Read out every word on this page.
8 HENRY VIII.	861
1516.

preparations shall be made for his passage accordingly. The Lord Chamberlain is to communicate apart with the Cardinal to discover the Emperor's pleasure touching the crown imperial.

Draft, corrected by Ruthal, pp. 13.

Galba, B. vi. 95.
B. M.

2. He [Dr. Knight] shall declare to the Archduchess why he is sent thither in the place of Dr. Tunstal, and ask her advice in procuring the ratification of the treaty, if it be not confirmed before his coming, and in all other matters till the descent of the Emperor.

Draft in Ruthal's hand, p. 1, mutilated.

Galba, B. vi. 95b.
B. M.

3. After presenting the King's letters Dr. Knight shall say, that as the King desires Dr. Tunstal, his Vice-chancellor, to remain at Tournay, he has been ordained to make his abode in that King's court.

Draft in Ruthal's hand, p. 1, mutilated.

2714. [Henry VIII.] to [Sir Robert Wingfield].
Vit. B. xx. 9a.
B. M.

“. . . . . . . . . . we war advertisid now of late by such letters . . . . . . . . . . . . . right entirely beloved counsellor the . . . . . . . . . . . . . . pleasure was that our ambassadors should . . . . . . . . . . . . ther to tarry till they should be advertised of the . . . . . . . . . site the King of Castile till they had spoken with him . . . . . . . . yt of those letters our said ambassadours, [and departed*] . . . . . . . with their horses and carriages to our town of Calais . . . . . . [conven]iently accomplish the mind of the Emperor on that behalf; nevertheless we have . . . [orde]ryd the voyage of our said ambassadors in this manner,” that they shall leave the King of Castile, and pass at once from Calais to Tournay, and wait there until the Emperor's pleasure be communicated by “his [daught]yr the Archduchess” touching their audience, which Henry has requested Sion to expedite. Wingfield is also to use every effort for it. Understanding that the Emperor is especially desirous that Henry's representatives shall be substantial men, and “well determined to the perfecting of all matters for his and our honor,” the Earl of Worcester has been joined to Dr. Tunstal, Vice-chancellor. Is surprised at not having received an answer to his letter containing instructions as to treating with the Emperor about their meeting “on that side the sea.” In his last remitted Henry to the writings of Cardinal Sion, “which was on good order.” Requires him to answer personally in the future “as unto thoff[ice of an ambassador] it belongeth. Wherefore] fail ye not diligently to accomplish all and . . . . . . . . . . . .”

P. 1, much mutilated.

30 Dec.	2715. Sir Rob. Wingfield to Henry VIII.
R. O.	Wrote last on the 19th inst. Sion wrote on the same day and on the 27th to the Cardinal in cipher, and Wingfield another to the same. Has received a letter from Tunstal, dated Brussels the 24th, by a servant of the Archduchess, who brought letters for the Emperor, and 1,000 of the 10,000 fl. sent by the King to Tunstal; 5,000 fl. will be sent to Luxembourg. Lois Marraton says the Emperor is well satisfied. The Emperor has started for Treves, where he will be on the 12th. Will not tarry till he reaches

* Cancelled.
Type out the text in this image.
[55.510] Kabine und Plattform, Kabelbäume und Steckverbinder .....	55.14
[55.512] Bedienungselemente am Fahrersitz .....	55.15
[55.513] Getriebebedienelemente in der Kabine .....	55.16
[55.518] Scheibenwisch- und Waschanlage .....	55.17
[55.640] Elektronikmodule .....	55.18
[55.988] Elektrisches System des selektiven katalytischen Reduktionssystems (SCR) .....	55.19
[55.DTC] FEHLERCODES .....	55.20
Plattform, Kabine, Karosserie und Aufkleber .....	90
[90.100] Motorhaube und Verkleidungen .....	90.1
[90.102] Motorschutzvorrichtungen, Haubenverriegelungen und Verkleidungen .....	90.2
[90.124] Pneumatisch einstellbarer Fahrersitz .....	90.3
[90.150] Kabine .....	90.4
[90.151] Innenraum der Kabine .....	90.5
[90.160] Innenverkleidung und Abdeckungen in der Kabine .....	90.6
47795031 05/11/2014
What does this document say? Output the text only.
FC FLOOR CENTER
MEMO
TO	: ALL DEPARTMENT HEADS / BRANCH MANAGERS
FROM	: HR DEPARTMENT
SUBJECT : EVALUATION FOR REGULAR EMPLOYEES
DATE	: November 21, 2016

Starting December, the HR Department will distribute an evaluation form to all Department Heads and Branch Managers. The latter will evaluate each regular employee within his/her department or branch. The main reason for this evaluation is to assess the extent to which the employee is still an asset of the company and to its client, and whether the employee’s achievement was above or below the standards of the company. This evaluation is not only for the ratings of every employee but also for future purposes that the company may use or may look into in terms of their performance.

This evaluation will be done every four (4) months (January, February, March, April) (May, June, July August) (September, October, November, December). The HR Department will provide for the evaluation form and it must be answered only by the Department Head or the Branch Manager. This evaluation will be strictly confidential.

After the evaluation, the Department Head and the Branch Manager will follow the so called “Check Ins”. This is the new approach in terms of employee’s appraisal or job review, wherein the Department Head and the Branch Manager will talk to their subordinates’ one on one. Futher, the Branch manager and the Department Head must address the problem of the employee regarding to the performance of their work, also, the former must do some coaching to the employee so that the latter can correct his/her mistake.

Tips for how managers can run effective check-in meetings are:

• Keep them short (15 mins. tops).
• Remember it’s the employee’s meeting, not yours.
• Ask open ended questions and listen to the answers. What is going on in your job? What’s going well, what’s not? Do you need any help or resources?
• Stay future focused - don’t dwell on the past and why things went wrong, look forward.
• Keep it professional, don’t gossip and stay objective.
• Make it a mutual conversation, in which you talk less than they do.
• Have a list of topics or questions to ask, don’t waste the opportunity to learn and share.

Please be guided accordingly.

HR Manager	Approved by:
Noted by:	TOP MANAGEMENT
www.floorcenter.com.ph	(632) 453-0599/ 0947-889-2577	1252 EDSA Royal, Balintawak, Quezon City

+--

What is required: Repeat the data above exactly.

Finished exercise:
Read out every word on this page.
8 HENRY VIII.	861
1516.

preparations shall be made for his passage accordingly. The Lord Chamberlain is to communicate apart with the Cardinal to discover the Emperor's pleasure touching the crown imperial.

Draft, corrected by Ruthal, pp. 13.

Galba, B. vi. 95.
B. M.

2. He [Dr. Knight] shall declare to the Archduchess why he is sent thither in the place of Dr. Tunstal, and ask her advice in procuring the ratification of the treaty, if it be not confirmed before his coming, and in all other matters till the descent of the Emperor.

Draft in Ruthal's hand, p. 1, mutilated.

Galba, B. vi. 95b.
B. M.

3. After presenting the King's letters Dr. Knight shall say, that as the King desires Dr. Tunstal, his Vice-chancellor, to remain at Tournay, he has been ordained to make his abode in that King's court.

Draft in Ruthal's hand, p. 1, mutilated.

2714. [Henry VIII.] to [Sir Robert Wingfield].
Vit. B. xx. 9a.
B. M.

“. . . . . . . . . . we war advertisid now of late by such letters . . . . . . . . . . . . . right entirely beloved counsellor the . . . . . . . . . . . . . . pleasure was that our ambassadors should . . . . . . . . . . . . ther to tarry till they should be advertised of the . . . . . . . . . site the King of Castile till they had spoken with him . . . . . . . . yt of those letters our said ambassadours, [and departed*] . . . . . . . with their horses and carriages to our town of Calais . . . . . . [conven]iently accomplish the mind of the Emperor on that behalf; nevertheless we have . . . [orde]ryd the voyage of our said ambassadors in this manner,” that they shall leave the King of Castile, and pass at once from Calais to Tournay, and wait there until the Emperor's pleasure be communicated by “his [daught]yr the Archduchess” touching their audience, which Henry has requested Sion to expedite. Wingfield is also to use every effort for it. Understanding that the Emperor is especially desirous that Henry's representatives shall be substantial men, and “well determined to the perfecting of all matters for his and our honor,” the Earl of Worcester has been joined to Dr. Tunstal, Vice-chancellor. Is surprised at not having received an answer to his letter containing instructions as to treating with the Emperor about their meeting “on that side the sea.” In his last remitted Henry to the writings of Cardinal Sion, “which was on good order.” Requires him to answer personally in the future “as unto thoff[ice of an ambassador] it belongeth. Wherefore] fail ye not diligently to accomplish all and . . . . . . . . . . . .”

P. 1, much mutilated.

30 Dec.	2715. Sir Rob. Wingfield to Henry VIII.
R. O.	Wrote last on the 19th inst. Sion wrote on the same day and on the 27th to the Cardinal in cipher, and Wingfield another to the same. Has received a letter from Tunstal, dated Brussels the 24th, by a servant of the Archduchess, who brought letters for the Emperor, and 1,000 of the 10,000 fl. sent by the King to Tunstal; 5,000 fl. will be sent to Luxembourg. Lois Marraton says the Emperor is well satisfied. The Emperor has started for Treves, where he will be on the 12th. Will not tarry till he reaches

* Cancelled.
Type out the text in this image.
[55.510] Kabine und Plattform, Kabelbäume und Steckverbinder .....	55.14
[55.512] Bedienungselemente am Fahrersitz .....	55.15
[55.513] Getriebebedienelemente in der Kabine .....	55.16
[55.518] Scheibenwisch- und Waschanlage .....	55.17
[55.640] Elektronikmodule .....	55.18
[55.988] Elektrisches System des selektiven katalytischen Reduktionssystems (SCR) .....	55.19
[55.DTC] FEHLERCODES .....	55.20
Plattform, Kabine, Karosserie und Aufkleber .....	90
[90.100] Motorhaube und Verkleidungen .....	90.1
[90.102] Motorschutzvorrichtungen, Haubenverriegelungen und Verkleidungen .....	90.2
[90.124] Pneumatisch einstellbarer Fahrersitz .....	90.3
[90.150] Kabine .....	90.4
[90.151] Innenraum der Kabine .....	90.5
[90.160] Innenverkleidung und Abdeckungen in der Kabine .....	90.6
47795031 05/11/2014
What does this document say? Output the text only.
FC FLOOR CENTER
MEMO
TO	: ALL DEPARTMENT HEADS / BRANCH MANAGERS
FROM	: HR DEPARTMENT
SUBJECT : EVALUATION FOR REGULAR EMPLOYEES
DATE	: November 21, 2016

Starting December, the HR Department will distribute an evaluation form to all Department Heads and Branch Managers. The latter will evaluate each regular employee within his/her department or branch. The main reason for this evaluation is to assess the extent to which the employee is still an asset of the company and to its client, and whether the employee’s achievement was above or below the standards of the company. This evaluation is not only for the ratings of every employee but also for future purposes that the company may use or may look into in terms of their performance.

This evaluation will be done every four (4) months (January, February, March, April) (May, June, July August) (September, October, November, December). The HR Department will provide for the evaluation form and it must be answered only by the Department Head or the Branch Manager. This evaluation will be strictly confidential.

After the evaluation, the Department Head and the Branch Manager will follow the so called “Check Ins”. This is the new approach in terms of employee’s appraisal or job review, wherein the Department Head and the Branch Manager will talk to their subordinates’ one on one. Futher, the Branch manager and the Department Head must address the problem of the employee regarding to the performance of their work, also, the former must do some coaching to the employee so that the latter can correct his/her mistake.

Tips for how managers can run effective check-in meetings are:

• Keep them short (15 mins. tops).
• Remember it’s the employee’s meeting, not yours.
• Ask open ended questions and listen to the answers. What is going on in your job? What’s going well, what’s not? Do you need any help or resources?
• Stay future focused - don’t dwell on the past and why things went wrong, look forward.
• Keep it professional, don’t gossip and stay objective.
• Make it a mutual conversation, in which you talk less than they do.
• Have a list of topics or questions to ask, don’t waste the opportunity to learn and share.

Please be guided accordingly.

HR Manager	Approved by:
Noted by:	TOP MANAGEMENT
www.floorcenter.com.ph	(632) 453-0599/ 0947-889-2577	1252 EDSA Royal, Balintawak, Quezon City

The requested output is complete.